Every entry must be duplicated precisely as written.

---------- Records shown ----------

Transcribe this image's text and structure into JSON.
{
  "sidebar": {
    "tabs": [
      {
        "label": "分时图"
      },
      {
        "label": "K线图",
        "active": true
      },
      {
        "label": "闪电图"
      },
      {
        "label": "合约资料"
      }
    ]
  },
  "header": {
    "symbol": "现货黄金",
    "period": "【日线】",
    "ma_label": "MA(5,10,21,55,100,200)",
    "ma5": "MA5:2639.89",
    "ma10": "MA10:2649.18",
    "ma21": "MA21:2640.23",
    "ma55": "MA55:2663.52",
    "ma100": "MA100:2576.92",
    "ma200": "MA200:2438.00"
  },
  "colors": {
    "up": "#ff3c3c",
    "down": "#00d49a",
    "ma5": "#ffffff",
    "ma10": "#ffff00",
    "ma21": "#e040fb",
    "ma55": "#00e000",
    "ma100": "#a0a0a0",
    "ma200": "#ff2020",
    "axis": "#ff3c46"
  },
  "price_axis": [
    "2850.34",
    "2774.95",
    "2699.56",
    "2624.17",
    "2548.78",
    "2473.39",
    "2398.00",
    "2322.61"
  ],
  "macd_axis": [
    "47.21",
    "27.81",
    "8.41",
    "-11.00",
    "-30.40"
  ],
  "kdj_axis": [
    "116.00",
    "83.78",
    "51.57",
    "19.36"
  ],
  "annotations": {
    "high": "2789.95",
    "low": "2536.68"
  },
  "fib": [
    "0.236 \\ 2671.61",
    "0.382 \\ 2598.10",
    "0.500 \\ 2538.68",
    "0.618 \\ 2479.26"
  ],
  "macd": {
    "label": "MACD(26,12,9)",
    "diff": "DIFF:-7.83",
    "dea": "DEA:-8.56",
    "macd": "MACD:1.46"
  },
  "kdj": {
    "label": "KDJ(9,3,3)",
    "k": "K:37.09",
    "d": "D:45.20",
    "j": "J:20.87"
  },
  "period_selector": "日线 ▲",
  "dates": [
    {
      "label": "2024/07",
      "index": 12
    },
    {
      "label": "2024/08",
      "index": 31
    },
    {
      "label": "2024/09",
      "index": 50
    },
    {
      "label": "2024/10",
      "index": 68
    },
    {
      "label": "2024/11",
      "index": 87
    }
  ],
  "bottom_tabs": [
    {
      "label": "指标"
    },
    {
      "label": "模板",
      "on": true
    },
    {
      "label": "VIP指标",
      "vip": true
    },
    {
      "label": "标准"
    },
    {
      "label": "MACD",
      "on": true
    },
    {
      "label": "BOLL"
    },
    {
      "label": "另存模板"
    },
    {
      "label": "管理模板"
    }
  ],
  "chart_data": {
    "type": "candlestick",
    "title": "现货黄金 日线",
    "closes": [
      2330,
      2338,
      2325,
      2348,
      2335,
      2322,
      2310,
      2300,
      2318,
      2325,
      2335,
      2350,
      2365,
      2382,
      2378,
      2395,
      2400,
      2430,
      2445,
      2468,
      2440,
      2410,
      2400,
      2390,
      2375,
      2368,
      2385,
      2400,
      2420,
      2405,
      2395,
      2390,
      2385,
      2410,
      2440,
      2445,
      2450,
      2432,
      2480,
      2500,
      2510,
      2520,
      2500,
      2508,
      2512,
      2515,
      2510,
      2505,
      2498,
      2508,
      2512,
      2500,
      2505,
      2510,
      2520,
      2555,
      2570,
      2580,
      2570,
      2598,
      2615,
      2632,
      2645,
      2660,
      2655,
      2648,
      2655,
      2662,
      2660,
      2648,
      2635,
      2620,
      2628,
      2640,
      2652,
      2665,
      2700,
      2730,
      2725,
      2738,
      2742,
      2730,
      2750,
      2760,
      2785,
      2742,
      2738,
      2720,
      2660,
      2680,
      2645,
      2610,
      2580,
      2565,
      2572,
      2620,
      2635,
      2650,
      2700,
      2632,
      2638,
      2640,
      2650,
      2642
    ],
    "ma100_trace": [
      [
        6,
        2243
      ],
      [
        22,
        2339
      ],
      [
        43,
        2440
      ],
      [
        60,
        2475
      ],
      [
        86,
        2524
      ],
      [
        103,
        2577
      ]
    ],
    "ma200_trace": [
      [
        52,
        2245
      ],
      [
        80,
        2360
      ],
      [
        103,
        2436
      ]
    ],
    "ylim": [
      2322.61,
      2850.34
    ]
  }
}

----------

Output of the exercise:
Transcribe this image's text and structure into JSON.
{
  "sidebar": {
    "tabs": [
      {
        "label": "分时图"
      },
      {
        "label": "K线图",
        "active": true
      },
      {
        "label": "闪电图"
      },
      {
        "label": "合约资料"
      }
    ]
  },
  "header": {
    "symbol": "现货黄金",
    "period": "【日线】",
    "ma_label": "MA(5,10,21,55,100,200)",
    "ma5": "MA5:2639.89",
    "ma10": "MA10:2649.18",
    "ma21": "MA21:2640.23",
    "ma55": "MA55:2663.52",
    "ma100": "MA100:2576.92",
    "ma200": "MA200:2438.00"
  },
  "colors": {
    "up": "#ff3c3c",
    "down": "#00d49a",
    "ma5": "#ffffff",
    "ma10": "#ffff00",
    "ma21": "#e040fb",
    "ma55": "#00e000",
    "ma100": "#a0a0a0",
    "ma200": "#ff2020",
    "axis": "#ff3c46"
  },
  "price_axis": [
    "2850.34",
    "2774.95",
    "2699.56",
    "2624.17",
    "2548.78",
    "2473.39",
    "2398.00",
    "2322.61"
  ],
  "macd_axis": [
    "47.21",
    "27.81",
    "8.41",
    "-11.00",
    "-30.40"
  ],
  "kdj_axis": [
    "116.00",
    "83.78",
    "51.57",
    "19.36"
  ],
  "annotations": {
    "high": "2789.95",
    "low": "2536.68"
  },
  "fib": [
    "0.236 \\ 2671.61",
    "0.382 \\ 2598.10",
    "0.500 \\ 2538.68",
    "0.618 \\ 2479.26"
  ],
  "macd": {
    "label": "MACD(26,12,9)",
    "diff": "DIFF:-7.83",
    "dea": "DEA:-8.56",
    "macd": "MACD:1.46"
  },
  "kdj": {
    "label": "KDJ(9,3,3)",
    "k": "K:37.09",
    "d": "D:45.20",
    "j": "J:20.87"
  },
  "period_selector": "日线 ▲",
  "dates": [
    {
      "label": "2024/07",
      "index": 12
    },
    {
      "label": "2024/08",
      "index": 31
    },
    {
      "label": "2024/09",
      "index": 50
    },
    {
      "label": "2024/10",
      "index": 68
    },
    {
      "label": "2024/11",
      "index": 87
    }
  ],
  "bottom_tabs": [
    {
      "label": "指标"
    },
    {
      "label": "模板",
      "on": true
    },
    {
      "label": "VIP指标",
      "vip": true
    },
    {
      "label": "标准"
    },
    {
      "label": "MACD",
      "on": true
    },
    {
      "label": "BOLL"
    },
    {
      "label": "另存模板"
    },
    {
      "label": "管理模板"
    }
  ],
  "chart_data": {
    "type": "candlestick",
    "title": "现货黄金 日线",
    "closes": [
      2330,
      2338,
      2325,
      2348,
      2335,
      2322,
      2310,
      2300,
      2318,
      2325,
      2335,
      2350,
      2365,
      2382,
      2378,
      2395,
      2400,
      2430,
      2445,
      2468,
      2440,
      2410,
      2400,
      2390,
      2375,
      2368,
      2385,
      2400,
      2420,
      2405,
      2395,
      2390,
      2385,
      2410,
      2440,
      2445,
      2450,
      2432,
      2480,
      2500,
      2510,
      2520,
      2500,
      2508,
      2512,
      2515,
      2510,
      2505,
      2498,
      2508,
      2512,
      2500,
      2505,
      2510,
      2520,
      2555,
      2570,
      2580,
      2570,
      2598,
      2615,
      2632,
      2645,
      2660,
      2655,
      2648,
      2655,
      2662,
      2660,
      2648,
      2635,
      2620,
      2628,
      2640,
      2652,
      2665,
      2700,
      2730,
      2725,
      2738,
      2742,
      2730,
      2750,
      2760,
      2785,
      2742,
      2738,
      2720,
      2660,
      2680,
      2645,
      2610,
      2580,
      2565,
      2572,
      2620,
      2635,
      2650,
      2700,
      2632,
      2638,
      2640,
      2650,
      2642
    ],
    "ma100_trace": [
      [
        6,
        2243
      ],
      [
        22,
        2339
      ],
      [
        43,
        2440
      ],
      [
        60,
        2475
      ],
      [
        86,
        2524
      ],
      [
        103,
        2577
      ]
    ],
    "ma200_trace": [
      [
        52,
        2245
      ],
      [
        80,
        2360
      ],
      [
        103,
        2436
      ]
    ],
    "ylim": [
      2322.61,
      2850.34
    ]
  }
}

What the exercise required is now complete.